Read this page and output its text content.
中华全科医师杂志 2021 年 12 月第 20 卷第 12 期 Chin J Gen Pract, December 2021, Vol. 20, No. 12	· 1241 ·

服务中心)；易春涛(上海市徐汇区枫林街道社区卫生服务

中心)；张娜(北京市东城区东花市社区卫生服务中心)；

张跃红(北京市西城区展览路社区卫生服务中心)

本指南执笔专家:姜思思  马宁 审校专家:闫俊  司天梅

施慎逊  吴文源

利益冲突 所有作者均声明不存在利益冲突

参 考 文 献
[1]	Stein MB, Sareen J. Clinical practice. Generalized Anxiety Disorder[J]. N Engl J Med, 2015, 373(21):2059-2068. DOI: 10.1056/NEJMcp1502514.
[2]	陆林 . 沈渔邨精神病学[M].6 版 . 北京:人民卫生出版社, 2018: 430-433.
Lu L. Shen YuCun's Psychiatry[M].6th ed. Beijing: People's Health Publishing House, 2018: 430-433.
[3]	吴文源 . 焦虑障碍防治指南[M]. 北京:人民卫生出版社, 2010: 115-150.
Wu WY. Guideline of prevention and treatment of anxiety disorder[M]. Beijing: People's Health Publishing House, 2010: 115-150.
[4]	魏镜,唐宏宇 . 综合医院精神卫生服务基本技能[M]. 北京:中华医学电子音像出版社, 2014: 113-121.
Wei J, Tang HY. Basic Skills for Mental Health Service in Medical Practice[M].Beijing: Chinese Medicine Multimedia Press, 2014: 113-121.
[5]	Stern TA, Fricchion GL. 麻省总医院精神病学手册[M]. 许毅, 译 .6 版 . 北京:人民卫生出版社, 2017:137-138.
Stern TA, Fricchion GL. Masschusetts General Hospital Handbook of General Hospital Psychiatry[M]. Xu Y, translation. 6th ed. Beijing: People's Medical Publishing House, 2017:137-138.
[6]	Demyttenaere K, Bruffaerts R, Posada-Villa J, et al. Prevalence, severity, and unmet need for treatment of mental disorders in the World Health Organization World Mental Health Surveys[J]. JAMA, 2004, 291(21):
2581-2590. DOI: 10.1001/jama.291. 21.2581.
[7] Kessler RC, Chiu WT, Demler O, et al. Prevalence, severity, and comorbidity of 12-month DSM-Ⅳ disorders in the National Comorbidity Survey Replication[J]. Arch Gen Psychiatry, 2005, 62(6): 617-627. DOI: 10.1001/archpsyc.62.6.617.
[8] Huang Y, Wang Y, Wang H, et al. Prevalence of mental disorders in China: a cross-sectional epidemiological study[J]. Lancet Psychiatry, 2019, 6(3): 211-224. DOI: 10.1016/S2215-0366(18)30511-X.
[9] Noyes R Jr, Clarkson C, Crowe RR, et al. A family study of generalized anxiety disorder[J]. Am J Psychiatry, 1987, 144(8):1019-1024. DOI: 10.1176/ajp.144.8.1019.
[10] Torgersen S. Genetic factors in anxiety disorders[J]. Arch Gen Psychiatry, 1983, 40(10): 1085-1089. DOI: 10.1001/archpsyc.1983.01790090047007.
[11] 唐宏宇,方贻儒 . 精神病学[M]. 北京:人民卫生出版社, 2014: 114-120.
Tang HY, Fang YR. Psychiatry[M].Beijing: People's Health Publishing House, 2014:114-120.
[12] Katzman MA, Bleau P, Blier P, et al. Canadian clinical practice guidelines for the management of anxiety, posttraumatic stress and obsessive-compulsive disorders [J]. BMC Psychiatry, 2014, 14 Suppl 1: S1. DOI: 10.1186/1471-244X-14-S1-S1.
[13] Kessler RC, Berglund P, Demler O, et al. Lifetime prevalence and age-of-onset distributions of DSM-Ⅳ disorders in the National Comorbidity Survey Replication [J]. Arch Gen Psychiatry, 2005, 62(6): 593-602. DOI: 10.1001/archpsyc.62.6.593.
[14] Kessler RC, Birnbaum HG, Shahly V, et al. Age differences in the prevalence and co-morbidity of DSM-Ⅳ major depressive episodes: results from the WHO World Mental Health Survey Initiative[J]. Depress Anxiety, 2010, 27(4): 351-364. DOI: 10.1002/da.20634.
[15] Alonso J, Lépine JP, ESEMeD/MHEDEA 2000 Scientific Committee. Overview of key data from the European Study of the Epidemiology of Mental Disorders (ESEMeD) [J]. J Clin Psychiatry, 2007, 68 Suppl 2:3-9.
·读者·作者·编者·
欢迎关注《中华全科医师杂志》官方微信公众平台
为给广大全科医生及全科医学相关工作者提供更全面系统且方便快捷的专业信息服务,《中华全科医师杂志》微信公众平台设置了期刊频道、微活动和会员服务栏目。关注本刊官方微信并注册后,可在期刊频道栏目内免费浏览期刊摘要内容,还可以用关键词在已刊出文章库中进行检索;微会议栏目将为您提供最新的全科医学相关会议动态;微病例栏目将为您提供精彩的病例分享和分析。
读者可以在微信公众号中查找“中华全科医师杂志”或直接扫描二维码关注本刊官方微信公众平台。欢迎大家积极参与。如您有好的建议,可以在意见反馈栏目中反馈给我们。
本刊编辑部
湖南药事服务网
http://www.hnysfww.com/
──────────────────────────────
Requirements. Identify all lines in the records above with the word "Comorbidity".

Exercise answer.
[7] Kessler RC, Chiu WT, Demler O, et al. Prevalence, severity, and comorbidity of 12-month DSM-Ⅳ disorders in the National Comorbidity Survey Replication[J]. Arch Gen Psychiatry, 2005, 62(6): 617-627. DOI: 10.1001/archpsyc.62.6.617.
[13] Kessler RC, Berglund P, Demler O, et al. Lifetime prevalence and age-of-onset distributions of DSM-Ⅳ disorders in the National Comorbidity Survey Replication [J]. Arch Gen Psychiatry, 2005, 62(6): 593-602. DOI: 10.1001/archpsyc.62.6.593.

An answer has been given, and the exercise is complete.